Exercises to complete
1/ According to the DynaVol-S summary, what does the model use to represent object-centric occupancy probabilities at individual spatial locations?
2/ Resume the DynaVol-S summary after its last sentence.

Study text
►

Dynamic Scene Understanding through Object-Centric Voxelization and Neural Rendering

🌈 Abstract

The article presents DynaVol-S, a 3D generative model for dynamic scene understanding that learns object-centric representations in an unsupervised manner. The key contributions are:

1. Introducing object-centric voxel representations to capture the 3D nature of the scene and infer per-object occupancy probabilities.
2. Integrating 2D semantic features extracted from large-scale datasets to enhance the model's ability to handle complex real-world scenes.

The proposed approach significantly outperforms existing methods in both novel view synthesis and unsupervised decomposition tasks for dynamic scenes. It also enables additional capabilities like dynamic scene editing through direct manipulation of the learned representations.

🙋 Q&A

[01] Object-Centric Voxelization

1. How does DynaVol-S represent the 3D dynamic scene in an object-centric manner? DynaVol-S uses 4D voxel grids to represent the object-centric occupancy probabilities at individual spatial locations. This allows the model to infer the 3D geometric structure and dynamics of each object in the scene.

◄

[Items from a data source]
►

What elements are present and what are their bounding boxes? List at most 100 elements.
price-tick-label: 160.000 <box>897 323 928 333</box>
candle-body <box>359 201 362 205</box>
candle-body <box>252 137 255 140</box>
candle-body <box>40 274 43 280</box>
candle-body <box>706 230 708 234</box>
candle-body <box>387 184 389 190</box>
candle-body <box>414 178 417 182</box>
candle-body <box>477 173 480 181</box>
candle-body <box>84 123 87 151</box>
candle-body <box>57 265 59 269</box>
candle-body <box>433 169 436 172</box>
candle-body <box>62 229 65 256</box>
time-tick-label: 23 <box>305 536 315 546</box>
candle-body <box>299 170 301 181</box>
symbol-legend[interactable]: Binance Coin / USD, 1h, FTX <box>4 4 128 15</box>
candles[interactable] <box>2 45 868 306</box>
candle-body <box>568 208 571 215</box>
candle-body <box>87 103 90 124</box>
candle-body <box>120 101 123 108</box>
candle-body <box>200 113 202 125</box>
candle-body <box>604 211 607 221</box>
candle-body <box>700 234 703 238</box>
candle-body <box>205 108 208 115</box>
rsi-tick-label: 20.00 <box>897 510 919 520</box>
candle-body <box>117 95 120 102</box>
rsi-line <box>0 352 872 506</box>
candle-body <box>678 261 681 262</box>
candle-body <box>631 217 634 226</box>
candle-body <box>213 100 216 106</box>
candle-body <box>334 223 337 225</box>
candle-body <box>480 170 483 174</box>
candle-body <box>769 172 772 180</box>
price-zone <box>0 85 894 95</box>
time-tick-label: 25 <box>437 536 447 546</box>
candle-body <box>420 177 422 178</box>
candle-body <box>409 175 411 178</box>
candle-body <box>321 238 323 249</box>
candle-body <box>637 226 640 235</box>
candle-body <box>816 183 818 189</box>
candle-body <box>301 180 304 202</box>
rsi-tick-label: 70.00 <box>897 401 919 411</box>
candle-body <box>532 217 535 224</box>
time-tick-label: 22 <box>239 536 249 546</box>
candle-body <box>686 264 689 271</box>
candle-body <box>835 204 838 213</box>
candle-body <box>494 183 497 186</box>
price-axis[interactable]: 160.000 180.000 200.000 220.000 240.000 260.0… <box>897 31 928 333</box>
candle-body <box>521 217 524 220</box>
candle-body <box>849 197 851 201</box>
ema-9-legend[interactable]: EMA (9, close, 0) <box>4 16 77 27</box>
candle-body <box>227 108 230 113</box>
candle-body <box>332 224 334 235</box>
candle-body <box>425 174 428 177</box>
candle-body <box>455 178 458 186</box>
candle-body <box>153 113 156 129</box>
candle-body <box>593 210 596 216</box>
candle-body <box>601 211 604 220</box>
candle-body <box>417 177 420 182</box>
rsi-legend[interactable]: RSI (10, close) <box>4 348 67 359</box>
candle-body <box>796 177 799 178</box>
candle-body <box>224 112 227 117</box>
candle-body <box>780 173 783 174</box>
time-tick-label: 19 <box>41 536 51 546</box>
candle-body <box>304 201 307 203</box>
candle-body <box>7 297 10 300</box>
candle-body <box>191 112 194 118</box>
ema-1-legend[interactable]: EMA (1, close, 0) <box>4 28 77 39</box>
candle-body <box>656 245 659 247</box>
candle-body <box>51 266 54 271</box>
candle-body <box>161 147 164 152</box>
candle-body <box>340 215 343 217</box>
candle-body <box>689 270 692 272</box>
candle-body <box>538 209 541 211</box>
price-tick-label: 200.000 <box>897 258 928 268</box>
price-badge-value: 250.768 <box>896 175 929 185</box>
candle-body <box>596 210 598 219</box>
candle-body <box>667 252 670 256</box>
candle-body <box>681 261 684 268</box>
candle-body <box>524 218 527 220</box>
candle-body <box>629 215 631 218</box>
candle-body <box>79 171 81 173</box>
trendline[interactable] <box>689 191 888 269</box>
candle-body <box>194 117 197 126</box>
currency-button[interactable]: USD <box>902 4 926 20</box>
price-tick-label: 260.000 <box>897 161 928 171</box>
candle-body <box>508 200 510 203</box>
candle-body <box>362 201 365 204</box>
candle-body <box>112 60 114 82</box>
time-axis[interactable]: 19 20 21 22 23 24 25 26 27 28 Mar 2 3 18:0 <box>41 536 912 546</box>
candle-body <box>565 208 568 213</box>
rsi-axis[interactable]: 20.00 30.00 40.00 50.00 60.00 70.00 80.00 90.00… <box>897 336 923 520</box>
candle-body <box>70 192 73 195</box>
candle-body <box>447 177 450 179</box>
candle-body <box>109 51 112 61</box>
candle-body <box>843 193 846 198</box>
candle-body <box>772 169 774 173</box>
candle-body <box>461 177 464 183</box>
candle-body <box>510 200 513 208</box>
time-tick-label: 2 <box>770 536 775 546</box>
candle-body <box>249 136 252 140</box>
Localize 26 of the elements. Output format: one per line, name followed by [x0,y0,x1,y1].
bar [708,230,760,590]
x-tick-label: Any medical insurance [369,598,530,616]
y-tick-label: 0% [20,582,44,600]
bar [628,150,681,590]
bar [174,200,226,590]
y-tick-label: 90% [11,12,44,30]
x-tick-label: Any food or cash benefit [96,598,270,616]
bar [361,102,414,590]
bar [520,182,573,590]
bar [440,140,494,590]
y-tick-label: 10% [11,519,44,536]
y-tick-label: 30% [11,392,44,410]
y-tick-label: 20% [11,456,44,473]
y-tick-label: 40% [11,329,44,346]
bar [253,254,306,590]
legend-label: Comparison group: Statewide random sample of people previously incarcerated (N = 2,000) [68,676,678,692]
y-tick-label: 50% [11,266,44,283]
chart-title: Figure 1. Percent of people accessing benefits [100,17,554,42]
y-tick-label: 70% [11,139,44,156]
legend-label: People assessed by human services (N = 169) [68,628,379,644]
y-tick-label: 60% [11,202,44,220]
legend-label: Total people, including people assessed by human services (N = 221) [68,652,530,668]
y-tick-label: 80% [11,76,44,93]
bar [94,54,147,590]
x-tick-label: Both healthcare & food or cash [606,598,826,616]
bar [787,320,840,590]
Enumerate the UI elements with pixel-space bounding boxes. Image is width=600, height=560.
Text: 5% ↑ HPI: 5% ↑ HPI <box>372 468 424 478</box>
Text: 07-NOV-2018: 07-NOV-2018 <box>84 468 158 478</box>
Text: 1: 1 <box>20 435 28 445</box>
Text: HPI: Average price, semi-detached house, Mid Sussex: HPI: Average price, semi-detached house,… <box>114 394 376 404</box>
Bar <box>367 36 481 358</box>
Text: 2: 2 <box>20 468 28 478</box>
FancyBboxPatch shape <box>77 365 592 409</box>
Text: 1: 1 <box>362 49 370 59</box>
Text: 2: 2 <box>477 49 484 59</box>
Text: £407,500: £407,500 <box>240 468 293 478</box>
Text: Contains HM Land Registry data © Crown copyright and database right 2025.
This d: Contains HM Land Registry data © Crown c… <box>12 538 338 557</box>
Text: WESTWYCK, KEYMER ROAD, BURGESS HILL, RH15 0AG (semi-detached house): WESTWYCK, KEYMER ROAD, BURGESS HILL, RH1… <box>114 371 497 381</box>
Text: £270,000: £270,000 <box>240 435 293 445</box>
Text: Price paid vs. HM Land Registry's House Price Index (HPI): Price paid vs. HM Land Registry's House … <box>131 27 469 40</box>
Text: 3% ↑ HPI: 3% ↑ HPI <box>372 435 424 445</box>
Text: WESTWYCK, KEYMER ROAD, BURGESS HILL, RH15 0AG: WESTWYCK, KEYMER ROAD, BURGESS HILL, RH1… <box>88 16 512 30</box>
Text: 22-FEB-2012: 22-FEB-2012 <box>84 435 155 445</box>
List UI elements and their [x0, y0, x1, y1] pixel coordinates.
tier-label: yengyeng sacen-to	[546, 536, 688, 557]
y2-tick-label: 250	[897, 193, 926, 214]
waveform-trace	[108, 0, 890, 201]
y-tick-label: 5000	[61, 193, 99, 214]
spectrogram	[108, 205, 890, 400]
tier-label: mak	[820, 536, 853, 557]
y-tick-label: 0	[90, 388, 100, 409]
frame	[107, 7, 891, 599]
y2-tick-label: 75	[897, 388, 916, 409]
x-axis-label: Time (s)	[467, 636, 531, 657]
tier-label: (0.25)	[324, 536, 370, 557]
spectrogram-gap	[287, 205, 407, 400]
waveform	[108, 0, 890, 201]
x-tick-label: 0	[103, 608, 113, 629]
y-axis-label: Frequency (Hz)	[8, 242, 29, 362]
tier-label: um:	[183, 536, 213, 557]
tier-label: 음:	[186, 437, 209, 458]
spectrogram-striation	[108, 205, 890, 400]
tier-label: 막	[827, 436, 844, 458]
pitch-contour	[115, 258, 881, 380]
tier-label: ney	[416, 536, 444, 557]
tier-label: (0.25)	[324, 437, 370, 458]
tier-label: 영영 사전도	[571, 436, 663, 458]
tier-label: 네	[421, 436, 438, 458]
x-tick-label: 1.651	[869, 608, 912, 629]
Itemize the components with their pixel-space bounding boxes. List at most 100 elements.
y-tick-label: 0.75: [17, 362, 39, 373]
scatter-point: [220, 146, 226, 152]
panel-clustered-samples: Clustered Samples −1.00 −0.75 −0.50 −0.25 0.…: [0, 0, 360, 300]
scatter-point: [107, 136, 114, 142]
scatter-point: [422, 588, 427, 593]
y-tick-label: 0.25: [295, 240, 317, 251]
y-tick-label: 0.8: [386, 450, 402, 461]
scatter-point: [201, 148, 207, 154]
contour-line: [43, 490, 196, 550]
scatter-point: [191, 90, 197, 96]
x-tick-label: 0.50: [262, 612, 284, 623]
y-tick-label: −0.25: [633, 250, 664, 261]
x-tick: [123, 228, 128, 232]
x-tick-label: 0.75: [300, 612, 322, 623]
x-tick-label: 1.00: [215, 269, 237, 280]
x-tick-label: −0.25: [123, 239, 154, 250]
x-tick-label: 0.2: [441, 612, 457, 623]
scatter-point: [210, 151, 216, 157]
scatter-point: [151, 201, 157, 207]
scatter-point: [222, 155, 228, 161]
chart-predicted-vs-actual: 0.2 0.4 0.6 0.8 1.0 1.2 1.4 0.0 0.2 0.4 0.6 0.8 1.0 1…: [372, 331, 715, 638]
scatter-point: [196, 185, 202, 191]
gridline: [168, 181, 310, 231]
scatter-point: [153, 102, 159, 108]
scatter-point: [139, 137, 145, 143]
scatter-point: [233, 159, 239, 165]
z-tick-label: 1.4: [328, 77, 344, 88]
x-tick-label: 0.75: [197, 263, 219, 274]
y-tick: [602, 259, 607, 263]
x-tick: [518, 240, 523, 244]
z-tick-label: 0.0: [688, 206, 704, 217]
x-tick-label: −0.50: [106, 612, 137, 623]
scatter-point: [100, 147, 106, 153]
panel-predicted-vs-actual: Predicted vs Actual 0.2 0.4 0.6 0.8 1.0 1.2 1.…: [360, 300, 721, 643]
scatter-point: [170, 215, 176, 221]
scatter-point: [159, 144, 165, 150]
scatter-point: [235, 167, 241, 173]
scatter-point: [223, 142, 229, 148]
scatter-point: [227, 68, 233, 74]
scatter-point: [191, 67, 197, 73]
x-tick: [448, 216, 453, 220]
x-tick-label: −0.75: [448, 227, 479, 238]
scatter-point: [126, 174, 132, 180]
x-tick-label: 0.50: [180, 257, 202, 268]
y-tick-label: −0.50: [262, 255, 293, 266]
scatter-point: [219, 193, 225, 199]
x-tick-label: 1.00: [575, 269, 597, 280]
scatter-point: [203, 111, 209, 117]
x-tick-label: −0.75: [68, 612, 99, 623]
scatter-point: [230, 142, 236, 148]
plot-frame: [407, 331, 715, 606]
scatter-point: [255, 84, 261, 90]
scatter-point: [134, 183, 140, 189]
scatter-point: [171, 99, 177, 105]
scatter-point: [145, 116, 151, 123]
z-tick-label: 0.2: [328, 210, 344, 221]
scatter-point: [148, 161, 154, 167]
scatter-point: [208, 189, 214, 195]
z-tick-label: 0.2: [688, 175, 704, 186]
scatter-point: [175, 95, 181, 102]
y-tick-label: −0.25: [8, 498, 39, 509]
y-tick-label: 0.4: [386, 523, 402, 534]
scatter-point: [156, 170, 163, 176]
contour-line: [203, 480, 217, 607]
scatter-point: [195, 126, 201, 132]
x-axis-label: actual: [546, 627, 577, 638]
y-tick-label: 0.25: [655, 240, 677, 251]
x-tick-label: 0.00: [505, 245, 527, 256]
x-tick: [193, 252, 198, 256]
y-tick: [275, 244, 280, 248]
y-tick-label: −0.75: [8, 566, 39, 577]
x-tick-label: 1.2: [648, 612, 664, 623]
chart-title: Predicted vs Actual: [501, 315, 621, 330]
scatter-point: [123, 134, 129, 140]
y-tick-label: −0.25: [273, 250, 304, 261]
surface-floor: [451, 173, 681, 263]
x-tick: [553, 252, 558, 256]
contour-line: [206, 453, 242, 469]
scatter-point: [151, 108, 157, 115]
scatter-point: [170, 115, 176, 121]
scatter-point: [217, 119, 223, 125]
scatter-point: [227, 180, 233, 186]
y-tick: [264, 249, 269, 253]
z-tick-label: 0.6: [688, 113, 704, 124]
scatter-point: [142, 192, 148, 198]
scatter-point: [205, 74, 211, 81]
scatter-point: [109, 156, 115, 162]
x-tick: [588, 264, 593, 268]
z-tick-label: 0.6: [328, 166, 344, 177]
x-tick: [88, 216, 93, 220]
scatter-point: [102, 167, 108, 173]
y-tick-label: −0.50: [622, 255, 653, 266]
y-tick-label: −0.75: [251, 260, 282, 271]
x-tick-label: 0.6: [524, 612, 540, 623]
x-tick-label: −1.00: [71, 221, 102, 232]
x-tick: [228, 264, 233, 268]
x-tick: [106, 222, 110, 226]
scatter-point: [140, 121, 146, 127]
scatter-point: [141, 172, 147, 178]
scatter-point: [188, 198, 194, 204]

◄

Task answers
1/ 4D voxel grids

2/
2. What are the other voxelized representations used in the model besides the object-centric occupancy probabilities? In addition to the object-centric occupancy probabilities, DynaVol-S also employs voxelized representations for opacity, color-related features, and semantic features of the scene.

3. How does DynaVol-S leverage the object-centric latent codes in the neural renderer? The object-centric latent codes are used as inputs to the compositional NeRF renderer, which learns linear combinations of the latent codes to construct the object-specific projections for rendering.

[02] Semantic Volume Slot Attention

1. What is the purpose of the semantic volume slot attention module in DynaVol-S? The semantic volume slot attention module aims to correlate the object-centric voxel grids with pre-learned 2D semantic feature maps, enabling the model to better interpret complex real-world scenes.

2. How does the module extract and integrate the semantic features into the 3D voxel representations? The module uses a pre-trained DINOv2 network to extract 2D semantic features, which are then projected onto the 3D voxel grids using a volume slot attention mechanism.

3. What are the benefits of incorporating the semantic features in DynaVol-S compared to the previous DynaVol model? Incorporating semantic features significantly improves the model's performance in handling complex real-world scenes, where the increased complexity of color and geometry patterns, as well as limited view directions, pose challenges.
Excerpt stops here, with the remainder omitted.